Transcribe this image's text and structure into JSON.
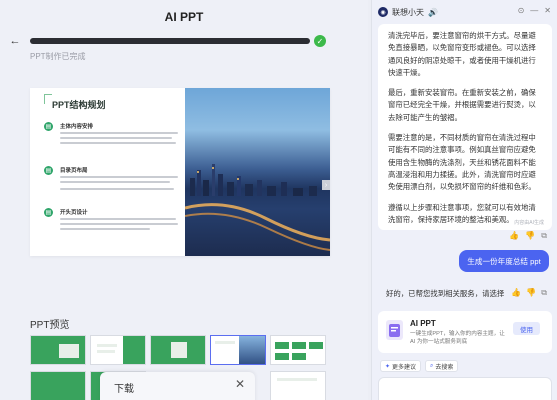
{
  "app": {
    "title": "AI PPT"
  },
  "progress": {
    "value": 1.0,
    "status": "PPT制作已完成"
  },
  "slide": {
    "title": "PPT结构规划",
    "sections": [
      {
        "heading": "主体内容安排"
      },
      {
        "heading": "目录页布局"
      },
      {
        "heading": "开头页设计"
      }
    ]
  },
  "preview": {
    "label": "PPT预览"
  },
  "download": {
    "title": "下载",
    "close_glyph": "✕"
  },
  "chat": {
    "bot_name": "联想小天",
    "bubble": {
      "paragraphs": [
        "清洗完毕后，要注意窗帘的烘干方式。尽量避免直接暴晒，以免窗帘变形或褪色。可以选择通风良好的阴凉处晾干，或者使用干燥机进行快速干燥。",
        "最后，重新安装窗帘。在重新安装之前，确保窗帘已经完全干燥，并根据需要进行熨烫，以去除可能产生的皱褶。",
        "需要注意的是，不同材质的窗帘在清洗过程中可能有不同的注意事项。例如真丝窗帘应避免使用含生物酶的洗涤剂，天丝和锈花面料不能高温浸泡和用力揉搓。此外，清洗窗帘时应避免使用漂白剂，以免损坏窗帘的纤维和色彩。",
        "遵循以上步骤和注意事项，您就可以有效地清洗窗帘，保持家居环境的整洁和美观。"
      ],
      "ai_note": "内容由AI生成"
    },
    "user_message": "生成一份年度总结 ppt",
    "reply": "好的，已帮您找到相关服务，请选择",
    "card": {
      "title": "AI PPT",
      "description": "一键生成PPT，输入你的内容主题，让 AI 为你一站式服务到底",
      "button": "使用"
    },
    "chips": [
      {
        "label": "更多建议",
        "icon": "sparkle-icon"
      },
      {
        "label": "去搜索",
        "icon": "search-icon"
      }
    ]
  },
  "colors": {
    "accent": "#4b64f0",
    "success": "#3cb94a",
    "slide_green": "#2fa56a"
  }
}
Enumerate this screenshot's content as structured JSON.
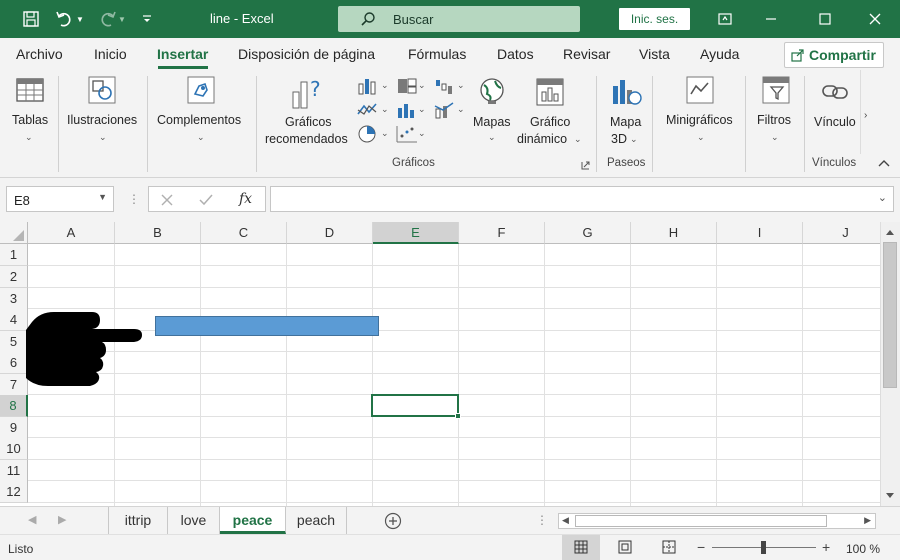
{
  "window": {
    "title": "line  -  Excel",
    "search_label": "Buscar",
    "signin_label": "Inic. ses."
  },
  "ribbon_tabs": [
    "Archivo",
    "Inicio",
    "Insertar",
    "Disposición de página",
    "Fórmulas",
    "Datos",
    "Revisar",
    "Vista",
    "Ayuda"
  ],
  "active_tab": "Insertar",
  "share_label": "Compartir",
  "ribbon": {
    "tablas": "Tablas",
    "ilustraciones": "Ilustraciones",
    "complementos": "Complementos",
    "graficos_recomendados_1": "Gráficos",
    "graficos_recomendados_2": "recomendados",
    "mapas": "Mapas",
    "grafico_dinamico_1": "Gráfico",
    "grafico_dinamico_2": "dinámico",
    "mapa3d_1": "Mapa",
    "mapa3d_2": "3D",
    "minigraficos": "Minigráficos",
    "filtros": "Filtros",
    "vinculos": "Vínculo",
    "group_graficos": "Gráficos",
    "group_paseos": "Paseos",
    "group_vinculos": "Vínculos"
  },
  "formula_bar": {
    "name_box": "E8",
    "fx": "fx",
    "value": ""
  },
  "grid": {
    "columns": [
      "A",
      "B",
      "C",
      "D",
      "E",
      "F",
      "G",
      "H",
      "I",
      "J"
    ],
    "rows": [
      "1",
      "2",
      "3",
      "4",
      "5",
      "6",
      "7",
      "8",
      "9",
      "10",
      "11",
      "12"
    ],
    "selected_cell": "E8"
  },
  "sheets": [
    "ittrip",
    "love",
    "peace",
    "peach"
  ],
  "active_sheet": "peace",
  "status": {
    "ready": "Listo",
    "zoom": "100 %"
  },
  "colors": {
    "excel_green": "#217346",
    "bar_shape": "#5b9bd5"
  }
}
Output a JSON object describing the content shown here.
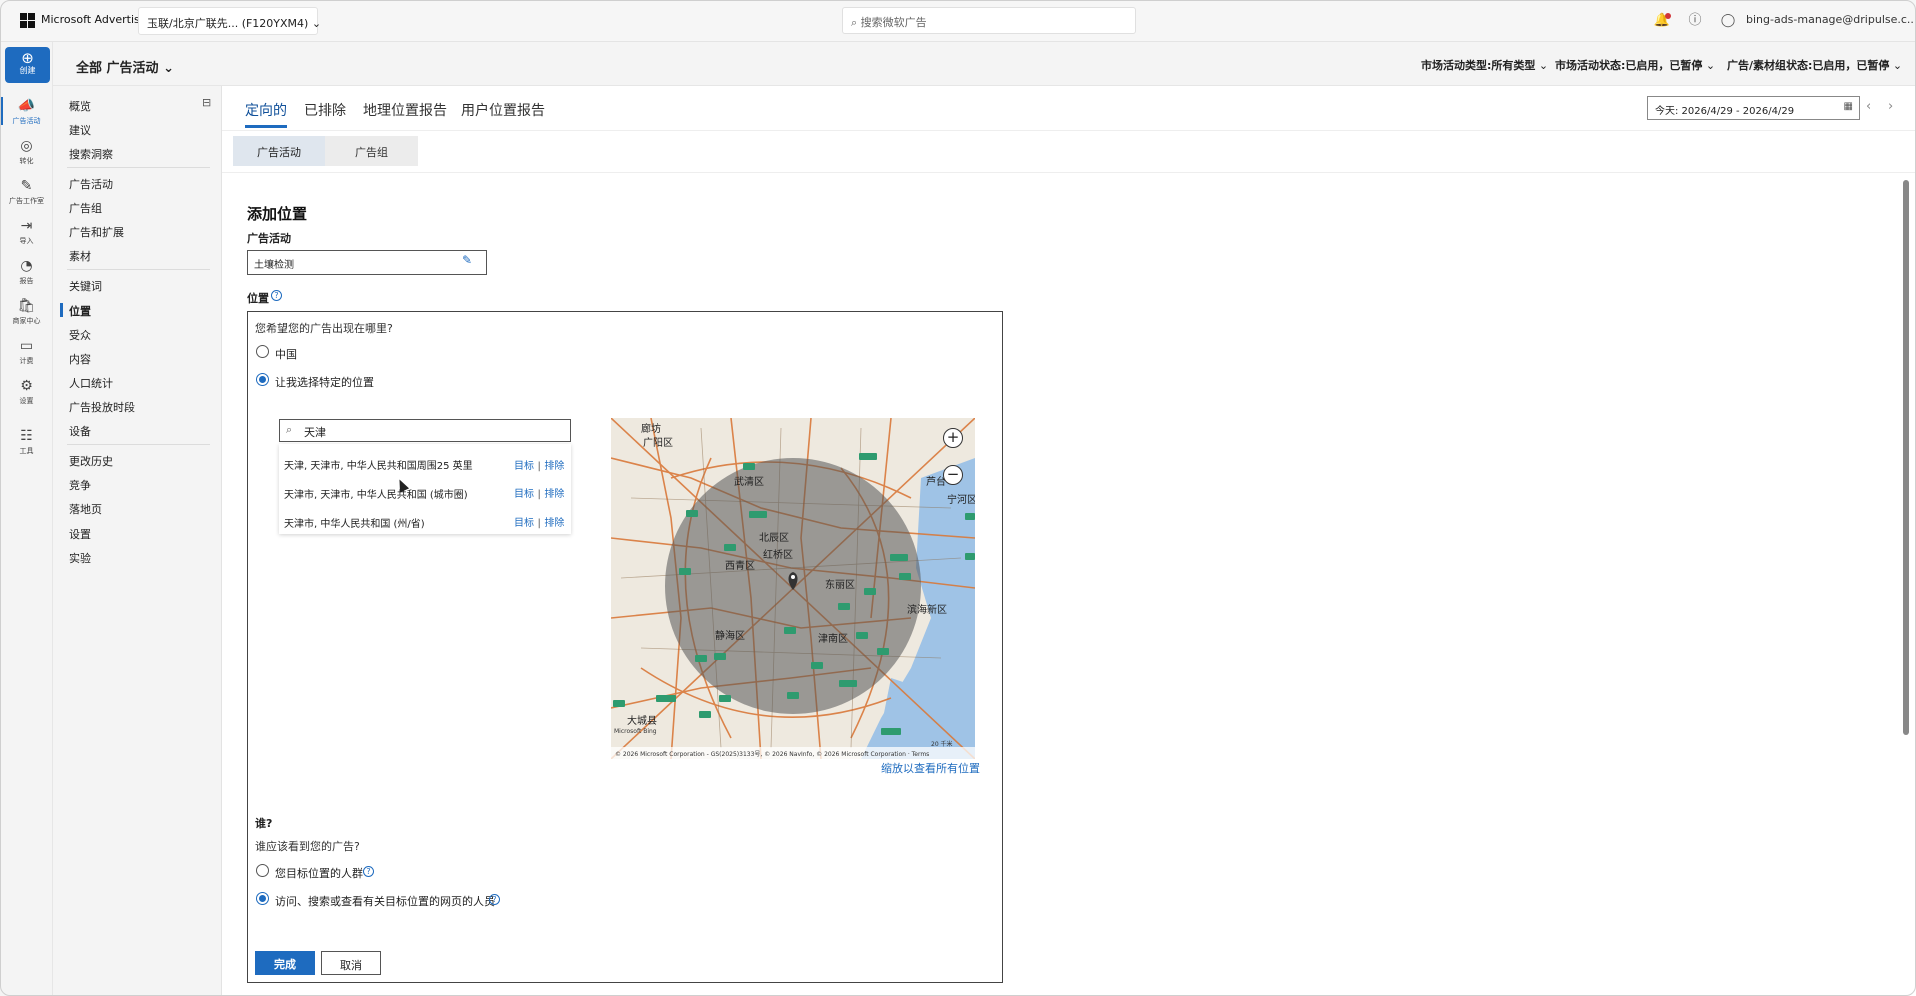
{
  "topbar": {
    "brand": "Microsoft Advertising",
    "account": "玉联/北京广联先...  (F120YXM4)",
    "search_placeholder": "搜索微软广告",
    "user_email": "bing-ads-manage@dripulse.c..."
  },
  "rail": {
    "create": "创建",
    "items": [
      "广告活动",
      "转化",
      "广告工作室",
      "导入",
      "报告",
      "商家中心",
      "计费",
      "设置",
      "工具"
    ]
  },
  "header": {
    "scope": "全部 广告活动",
    "filters": [
      "市场活动类型:所有类型",
      "市场活动状态:已启用，已暂停",
      "广告/素材组状态:已启用，已暂停"
    ]
  },
  "sidenav": {
    "items": [
      "概览",
      "建议",
      "搜索洞察",
      "广告活动",
      "广告组",
      "广告和扩展",
      "素材",
      "关键词",
      "位置",
      "受众",
      "内容",
      "人口统计",
      "广告投放时段",
      "设备",
      "更改历史",
      "竞争",
      "落地页",
      "设置",
      "实验"
    ],
    "active": "位置"
  },
  "tabs": [
    "定向的",
    "已排除",
    "地理位置报告",
    "用户位置报告"
  ],
  "date_range": "今天: 2026/4/29 - 2026/4/29",
  "subtabs": [
    "广告活动",
    "广告组"
  ],
  "form": {
    "title": "添加位置",
    "campaign_label": "广告活动",
    "campaign_value": "土壤检测",
    "location_label": "位置",
    "question": "您希望您的广告出现在哪里?",
    "option_china": "中国",
    "option_specific": "让我选择特定的位置",
    "search_value": "天津",
    "suggestions": [
      {
        "text": "天津, 天津市, 中华人民共和国周围25 英里",
        "target": "目标",
        "exclude": "排除"
      },
      {
        "text": "天津市, 天津市, 中华人民共和国 (城市圈)",
        "target": "目标",
        "exclude": "排除"
      },
      {
        "text": "天津市, 中华人民共和国 (州/省)",
        "target": "目标",
        "exclude": "排除"
      }
    ],
    "zoom_all": "缩放以查看所有位置",
    "who_title": "谁?",
    "who_question": "谁应该看到您的广告?",
    "who_option1": "您目标位置的人群",
    "who_option2": "访问、搜索或查看有关目标位置的网页的人员",
    "done": "完成",
    "cancel": "取消"
  },
  "map": {
    "labels": [
      "廊坊",
      "广阳区",
      "武清区",
      "北辰区",
      "红桥区",
      "西青区",
      "东丽区",
      "静海区",
      "津南区",
      "滨海新区",
      "芦台",
      "宁河区",
      "大城县"
    ],
    "attribution": "© 2026 Microsoft Corporation - GS(2025)3133号, © 2026 NavInfo, © 2026 Microsoft Corporation · Terms",
    "scale": "20 千米",
    "bing": "Microsoft Bing"
  },
  "colors": {
    "accent": "#1e6bbf"
  }
}
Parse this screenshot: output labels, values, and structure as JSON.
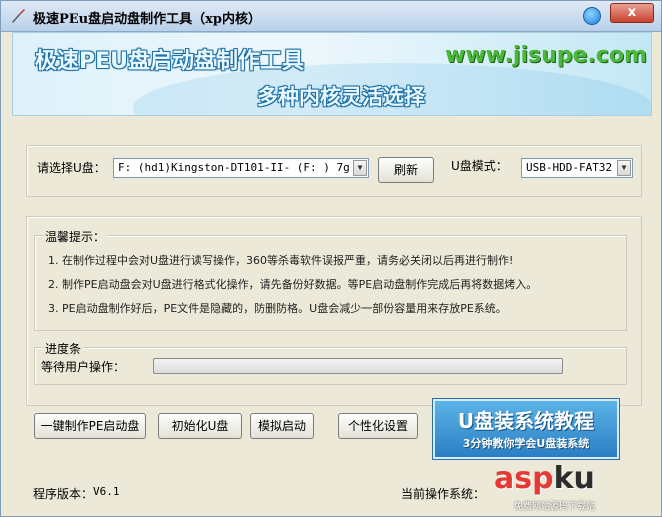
{
  "window": {
    "title": "极速PEu盘启动盘制作工具（xp内核）",
    "close_label": "x"
  },
  "banner": {
    "title": "极速PEU盘启动盘制作工具",
    "url": "www.jisupe.com",
    "subtitle": "多种内核灵活选择"
  },
  "usb_select": {
    "label": "请选择U盘：",
    "value": "F:  (hd1)Kingston-DT101-II-  (F: ) 7g *"
  },
  "refresh_button": "刷新",
  "usb_mode": {
    "label": "U盘模式：",
    "value": "USB-HDD-FAT32"
  },
  "tips": {
    "heading": "温馨提示：",
    "items": [
      "1. 在制作过程中会对U盘进行读写操作，360等杀毒软件误报严重，请务必关闭以后再进行制作!",
      "2. 制作PE启动盘会对U盘进行格式化操作，请先备份好数据。等PE启动盘制作完成后再将数据烤入。",
      "3. PE启动盘制作好后，PE文件是隐藏的，防删防格。U盘会减少一部份容量用来存放PE系统。"
    ]
  },
  "progress": {
    "heading": "进度条",
    "status": "等待用户操作：",
    "fraction": 0
  },
  "buttons": {
    "make": "一键制作PE启动盘",
    "init": "初始化U盘",
    "simulate": "模拟启动",
    "personalize": "个性化设置"
  },
  "promo": {
    "title": "U盘装系统教程",
    "subtitle": "3分钟教你学会U盘装系统"
  },
  "footer": {
    "version_label": "程序版本：",
    "version_value": "V6.1",
    "os_label": "当前操作系统："
  },
  "watermark": {
    "main": "asp",
    "ku": "ku",
    "sub": "免费网站源码下载站"
  }
}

**********

Work instructions –
Copy out every line of the data that includes "Microsoft".

Finished task –
    "brand": "Microsoft Advertising",
    "attribution": "© 2026 Microsoft Corporation - GS(2025)3133号, © 2026 NavInfo, © 2026 Microsoft Corporation · Terms",
    "bing": "Microsoft Bing"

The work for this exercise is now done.